>> start Items

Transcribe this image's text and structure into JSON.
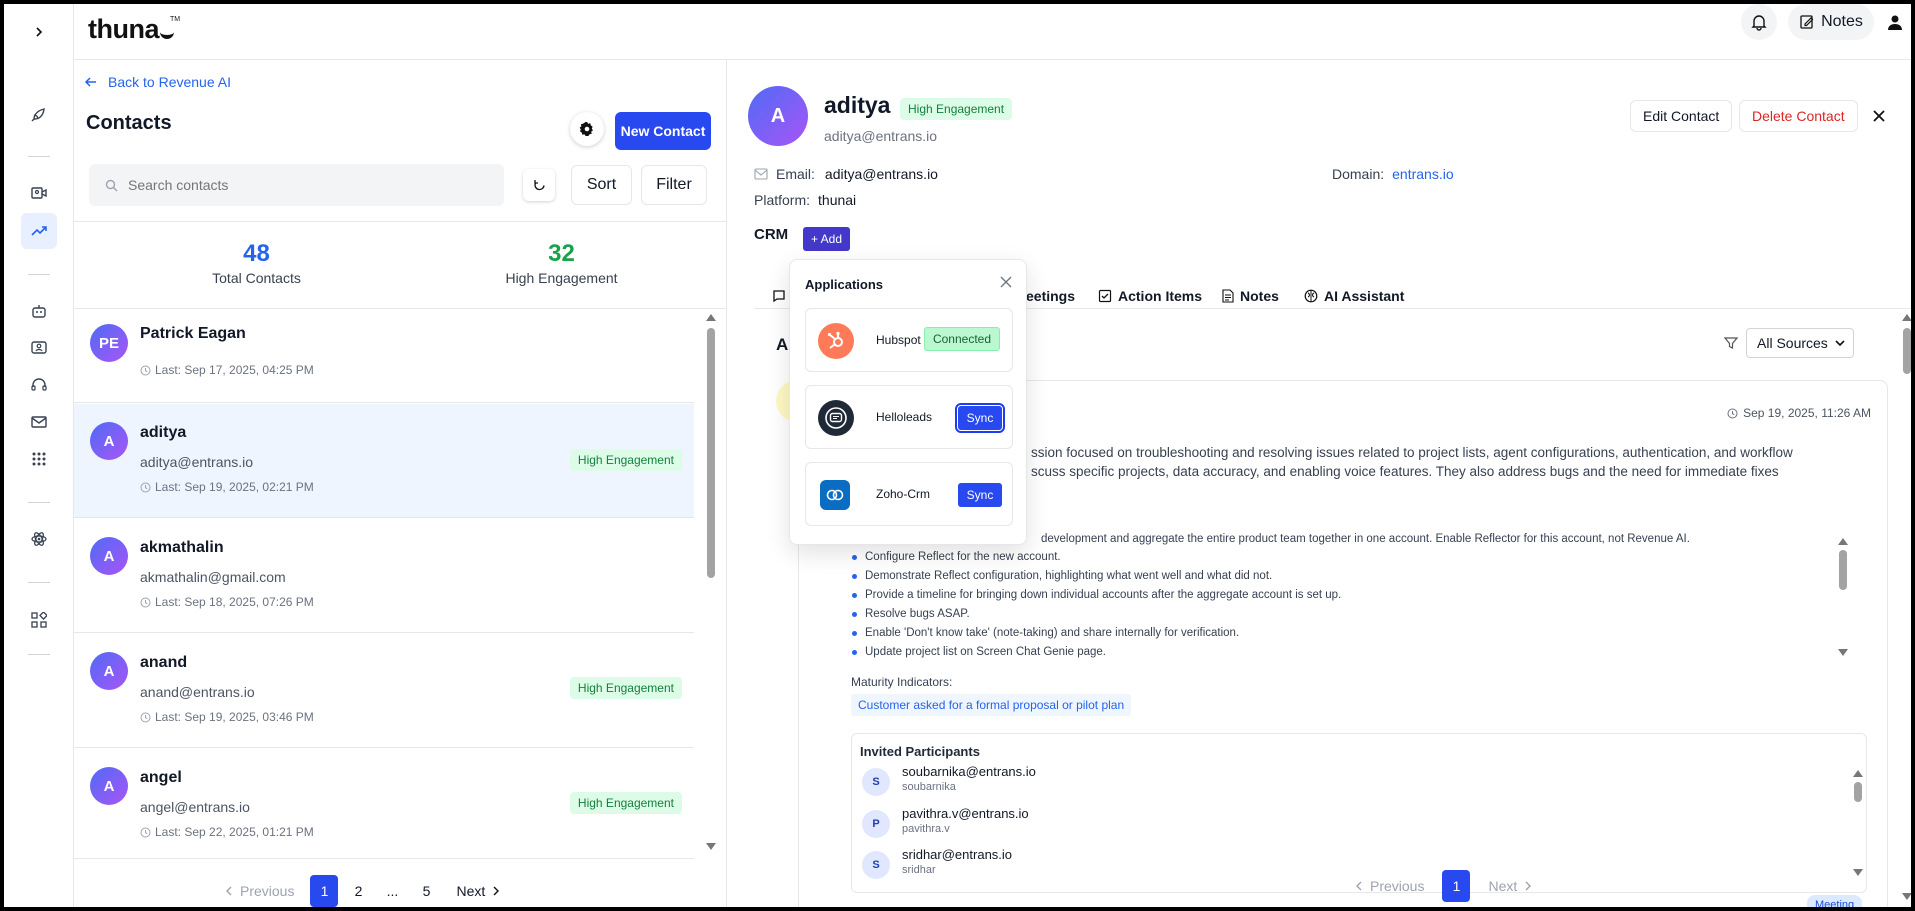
{
  "app": {
    "logo_text": "thuna",
    "logo_tm": "TM"
  },
  "topbar": {
    "notes_label": "Notes"
  },
  "left": {
    "back_label": "Back to Revenue AI",
    "title": "Contacts",
    "new_contact_label": "New Contact",
    "search_placeholder": "Search contacts",
    "sort_label": "Sort",
    "filter_label": "Filter",
    "stats": [
      {
        "value": "48",
        "label": "Total Contacts",
        "color": "#2563eb"
      },
      {
        "value": "32",
        "label": "High Engagement",
        "color": "#16a34a"
      }
    ],
    "contacts": [
      {
        "initials": "PE",
        "name": "Patrick Eagan",
        "email": "",
        "last": "Last: Sep 17, 2025, 04:25 PM",
        "badge": ""
      },
      {
        "initials": "A",
        "name": "aditya",
        "email": "aditya@entrans.io",
        "last": "Last: Sep 19, 2025, 02:21 PM",
        "badge": "High Engagement"
      },
      {
        "initials": "A",
        "name": "akmathalin",
        "email": "akmathalin@gmail.com",
        "last": "Last: Sep 18, 2025, 07:26 PM",
        "badge": ""
      },
      {
        "initials": "A",
        "name": "anand",
        "email": "anand@entrans.io",
        "last": "Last: Sep 19, 2025, 03:46 PM",
        "badge": "High Engagement"
      },
      {
        "initials": "A",
        "name": "angel",
        "email": "angel@entrans.io",
        "last": "Last: Sep 22, 2025, 01:21 PM",
        "badge": "High Engagement"
      }
    ],
    "pagination": {
      "previous": "Previous",
      "pages": [
        "1",
        "2",
        "...",
        "5"
      ],
      "next": "Next"
    }
  },
  "detail": {
    "initial": "A",
    "name": "aditya",
    "badge": "High Engagement",
    "email_sub": "aditya@entrans.io",
    "edit_label": "Edit Contact",
    "delete_label": "Delete Contact",
    "email_label": "Email:",
    "email_value": "aditya@entrans.io",
    "domain_label": "Domain:",
    "domain_value": "entrans.io",
    "platform_label": "Platform:",
    "platform_value": "thunai",
    "crm_label": "CRM",
    "add_label": "+ Add",
    "tabs": [
      "eetings",
      "Action Items",
      "Notes",
      "AI Assistant"
    ],
    "section_initial": "A",
    "sources_label": "All Sources",
    "activity": {
      "date": "Sep 19, 2025, 11:26 AM",
      "summary_line1": "ssion focused on troubleshooting and resolving issues related to project lists, agent configurations, authentication, and workflow",
      "summary_line2": "scuss specific projects, data accuracy, and enabling voice features. They also address bugs and the need for immediate fixes",
      "action_items": [
        "development and aggregate the entire product team together in one account. Enable Reflector for this account, not Revenue AI.",
        "Configure Reflect for the new account.",
        "Demonstrate Reflect configuration, highlighting what went well and what did not.",
        "Provide a timeline for bringing down individual accounts after the aggregate account is set up.",
        "Resolve bugs ASAP.",
        "Enable 'Don't know take' (note-taking) and share internally for verification.",
        "Update project list on Screen Chat Genie page."
      ],
      "maturity_label": "Maturity Indicators:",
      "maturity_tag": "Customer asked for a formal proposal or pilot plan",
      "participants_label": "Invited Participants",
      "participants": [
        {
          "initial": "S",
          "email": "soubarnika@entrans.io",
          "name": "soubarnika"
        },
        {
          "initial": "P",
          "email": "pavithra.v@entrans.io",
          "name": "pavithra.v"
        },
        {
          "initial": "S",
          "email": "sridhar@entrans.io",
          "name": "sridhar"
        }
      ],
      "meeting_tag": "Meeting"
    },
    "pagination": {
      "previous": "Previous",
      "page": "1",
      "next": "Next"
    }
  },
  "popover": {
    "title": "Applications",
    "apps": [
      {
        "name": "Hubspot",
        "action": "Connected"
      },
      {
        "name": "Helloleads",
        "action": "Sync"
      },
      {
        "name": "Zoho-Crm",
        "action": "Sync"
      }
    ]
  }
}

>> end Items

■ Short problem
Leave out the pictures and give the listing above again exactly.

■ Task output
Transcribe this image's text and structure into JSON.
{
  "app": {
    "logo_text": "thuna",
    "logo_tm": "TM"
  },
  "topbar": {
    "notes_label": "Notes"
  },
  "left": {
    "back_label": "Back to Revenue AI",
    "title": "Contacts",
    "new_contact_label": "New Contact",
    "search_placeholder": "Search contacts",
    "sort_label": "Sort",
    "filter_label": "Filter",
    "stats": [
      {
        "value": "48",
        "label": "Total Contacts",
        "color": "#2563eb"
      },
      {
        "value": "32",
        "label": "High Engagement",
        "color": "#16a34a"
      }
    ],
    "contacts": [
      {
        "initials": "PE",
        "name": "Patrick Eagan",
        "email": "",
        "last": "Last: Sep 17, 2025, 04:25 PM",
        "badge": ""
      },
      {
        "initials": "A",
        "name": "aditya",
        "email": "aditya@entrans.io",
        "last": "Last: Sep 19, 2025, 02:21 PM",
        "badge": "High Engagement"
      },
      {
        "initials": "A",
        "name": "akmathalin",
        "email": "akmathalin@gmail.com",
        "last": "Last: Sep 18, 2025, 07:26 PM",
        "badge": ""
      },
      {
        "initials": "A",
        "name": "anand",
        "email": "anand@entrans.io",
        "last": "Last: Sep 19, 2025, 03:46 PM",
        "badge": "High Engagement"
      },
      {
        "initials": "A",
        "name": "angel",
        "email": "angel@entrans.io",
        "last": "Last: Sep 22, 2025, 01:21 PM",
        "badge": "High Engagement"
      }
    ],
    "pagination": {
      "previous": "Previous",
      "pages": [
        "1",
        "2",
        "...",
        "5"
      ],
      "next": "Next"
    }
  },
  "detail": {
    "initial": "A",
    "name": "aditya",
    "badge": "High Engagement",
    "email_sub": "aditya@entrans.io",
    "edit_label": "Edit Contact",
    "delete_label": "Delete Contact",
    "email_label": "Email:",
    "email_value": "aditya@entrans.io",
    "domain_label": "Domain:",
    "domain_value": "entrans.io",
    "platform_label": "Platform:",
    "platform_value": "thunai",
    "crm_label": "CRM",
    "add_label": "+ Add",
    "tabs": [
      "eetings",
      "Action Items",
      "Notes",
      "AI Assistant"
    ],
    "section_initial": "A",
    "sources_label": "All Sources",
    "activity": {
      "date": "Sep 19, 2025, 11:26 AM",
      "summary_line1": "ssion focused on troubleshooting and resolving issues related to project lists, agent configurations, authentication, and workflow",
      "summary_line2": "scuss specific projects, data accuracy, and enabling voice features. They also address bugs and the need for immediate fixes",
      "action_items": [
        "development and aggregate the entire product team together in one account. Enable Reflector for this account, not Revenue AI.",
        "Configure Reflect for the new account.",
        "Demonstrate Reflect configuration, highlighting what went well and what did not.",
        "Provide a timeline for bringing down individual accounts after the aggregate account is set up.",
        "Resolve bugs ASAP.",
        "Enable 'Don't know take' (note-taking) and share internally for verification.",
        "Update project list on Screen Chat Genie page."
      ],
      "maturity_label": "Maturity Indicators:",
      "maturity_tag": "Customer asked for a formal proposal or pilot plan",
      "participants_label": "Invited Participants",
      "participants": [
        {
          "initial": "S",
          "email": "soubarnika@entrans.io",
          "name": "soubarnika"
        },
        {
          "initial": "P",
          "email": "pavithra.v@entrans.io",
          "name": "pavithra.v"
        },
        {
          "initial": "S",
          "email": "sridhar@entrans.io",
          "name": "sridhar"
        }
      ],
      "meeting_tag": "Meeting"
    },
    "pagination": {
      "previous": "Previous",
      "page": "1",
      "next": "Next"
    }
  },
  "popover": {
    "title": "Applications",
    "apps": [
      {
        "name": "Hubspot",
        "action": "Connected"
      },
      {
        "name": "Helloleads",
        "action": "Sync"
      },
      {
        "name": "Zoho-Crm",
        "action": "Sync"
      }
    ]
  }
}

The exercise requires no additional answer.